* WRITTEN INSTRUCTION
Output the material beneath exactly, leaving nothing out.

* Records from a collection
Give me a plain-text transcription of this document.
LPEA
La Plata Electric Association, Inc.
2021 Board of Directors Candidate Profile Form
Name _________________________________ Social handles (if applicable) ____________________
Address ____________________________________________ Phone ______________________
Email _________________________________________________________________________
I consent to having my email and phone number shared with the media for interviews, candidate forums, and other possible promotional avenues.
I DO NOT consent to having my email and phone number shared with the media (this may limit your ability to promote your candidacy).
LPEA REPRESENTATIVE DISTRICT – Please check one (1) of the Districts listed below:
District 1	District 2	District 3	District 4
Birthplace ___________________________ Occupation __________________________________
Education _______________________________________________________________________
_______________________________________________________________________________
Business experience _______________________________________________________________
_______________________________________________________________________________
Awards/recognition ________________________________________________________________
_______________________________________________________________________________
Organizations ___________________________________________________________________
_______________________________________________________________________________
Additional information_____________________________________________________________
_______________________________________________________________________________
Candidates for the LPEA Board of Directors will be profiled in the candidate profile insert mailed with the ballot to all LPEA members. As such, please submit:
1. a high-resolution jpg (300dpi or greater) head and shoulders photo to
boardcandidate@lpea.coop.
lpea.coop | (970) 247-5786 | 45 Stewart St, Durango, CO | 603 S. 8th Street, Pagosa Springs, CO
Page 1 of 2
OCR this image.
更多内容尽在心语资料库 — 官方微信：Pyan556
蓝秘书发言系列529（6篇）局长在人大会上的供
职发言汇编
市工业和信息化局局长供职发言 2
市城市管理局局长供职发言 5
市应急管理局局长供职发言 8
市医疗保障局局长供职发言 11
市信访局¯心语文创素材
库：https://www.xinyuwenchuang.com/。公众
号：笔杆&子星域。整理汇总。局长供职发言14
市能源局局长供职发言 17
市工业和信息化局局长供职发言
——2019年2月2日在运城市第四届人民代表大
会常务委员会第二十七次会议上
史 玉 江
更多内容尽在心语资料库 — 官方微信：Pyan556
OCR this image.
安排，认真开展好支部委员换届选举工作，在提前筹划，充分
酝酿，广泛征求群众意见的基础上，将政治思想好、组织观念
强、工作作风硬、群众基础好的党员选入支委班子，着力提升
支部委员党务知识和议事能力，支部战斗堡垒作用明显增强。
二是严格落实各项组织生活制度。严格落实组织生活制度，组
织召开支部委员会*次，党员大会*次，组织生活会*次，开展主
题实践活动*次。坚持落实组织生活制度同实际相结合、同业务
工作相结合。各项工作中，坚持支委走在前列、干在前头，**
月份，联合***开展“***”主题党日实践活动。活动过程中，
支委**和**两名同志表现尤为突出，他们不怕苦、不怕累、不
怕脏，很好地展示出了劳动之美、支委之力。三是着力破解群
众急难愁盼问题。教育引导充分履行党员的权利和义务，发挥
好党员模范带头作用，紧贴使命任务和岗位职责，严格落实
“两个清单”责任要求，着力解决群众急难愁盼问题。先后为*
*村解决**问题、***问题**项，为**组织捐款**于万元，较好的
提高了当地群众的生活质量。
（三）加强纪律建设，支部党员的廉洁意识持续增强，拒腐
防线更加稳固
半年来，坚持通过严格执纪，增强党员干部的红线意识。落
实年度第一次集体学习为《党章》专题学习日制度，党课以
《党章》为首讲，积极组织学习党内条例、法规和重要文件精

* FINISHED TASK
Give me a plain-text transcription of this document.
LPEA
La Plata Electric Association, Inc.
2021 Board of Directors Candidate Profile Form
Name _________________________________ Social handles (if applicable) ____________________
Address ____________________________________________ Phone ______________________
Email _________________________________________________________________________
I consent to having my email and phone number shared with the media for interviews, candidate forums, and other possible promotional avenues.
I DO NOT consent to having my email and phone number shared with the media (this may limit your ability to promote your candidacy).
LPEA REPRESENTATIVE DISTRICT – Please check one (1) of the Districts listed below:
District 1	District 2	District 3	District 4
Birthplace ___________________________ Occupation __________________________________
Education _______________________________________________________________________
_______________________________________________________________________________
Business experience _______________________________________________________________
_______________________________________________________________________________
Awards/recognition ________________________________________________________________
_______________________________________________________________________________
Organizations ___________________________________________________________________
_______________________________________________________________________________
Additional information_____________________________________________________________
_______________________________________________________________________________
Candidates for the LPEA Board of Directors will be profiled in the candidate profile insert mailed with the ballot to all LPEA members. As such, please submit:
1. a high-resolution jpg (300dpi or greater) head and shoulders photo to
boardcandidate@lpea.coop.
lpea.coop | (970) 247-5786 | 45 Stewart St, Durango, CO | 603 S. 8th Street, Pagosa Springs, CO
Page 1 of 2
OCR this image.
更多内容尽在心语资料库 — 官方微信：Pyan556
蓝秘书发言系列529（6篇）局长在人大会上的供
职发言汇编
市工业和信息化局局长供职发言 2
市城市管理局局长供职发言 5
市应急管理局局长供职发言 8
市医疗保障局局长供职发言 11
市信访局¯心语文创素材
库：https://www.xinyuwenchuang.com/。公众
号：笔杆&子星域。整理汇总。局长供职发言14
市能源局局长供职发言 17
市工业和信息化局局长供职发言
——2019年2月2日在运城市第四届人民代表大
会常务委员会第二十七次会议上
史 玉 江
更多内容尽在心语资料库 — 官方微信：Pyan556
OCR this image.
安排，认真开展好支部委员换届选举工作，在提前筹划，充分
酝酿，广泛征求群众意见的基础上，将政治思想好、组织观念
强、工作作风硬、群众基础好的党员选入支委班子，着力提升
支部委员党务知识和议事能力，支部战斗堡垒作用明显增强。
二是严格落实各项组织生活制度。严格落实组织生活制度，组
织召开支部委员会*次，党员大会*次，组织生活会*次，开展主
题实践活动*次。坚持落实组织生活制度同实际相结合、同业务
工作相结合。各项工作中，坚持支委走在前列、干在前头，**
月份，联合***开展“***”主题党日实践活动。活动过程中，
支委**和**两名同志表现尤为突出，他们不怕苦、不怕累、不
怕脏，很好地展示出了劳动之美、支委之力。三是着力破解群
众急难愁盼问题。教育引导充分履行党员的权利和义务，发挥
好党员模范带头作用，紧贴使命任务和岗位职责，严格落实
“两个清单”责任要求，着力解决群众急难愁盼问题。先后为*
*村解决**问题、***问题**项，为**组织捐款**于万元，较好的
提高了当地群众的生活质量。
（三）加强纪律建设，支部党员的廉洁意识持续增强，拒腐
防线更加稳固
半年来，坚持通过严格执纪，增强党员干部的红线意识。落
实年度第一次集体学习为《党章》专题学习日制度，党课以
《党章》为首讲，积极组织学习党内条例、法规和重要文件精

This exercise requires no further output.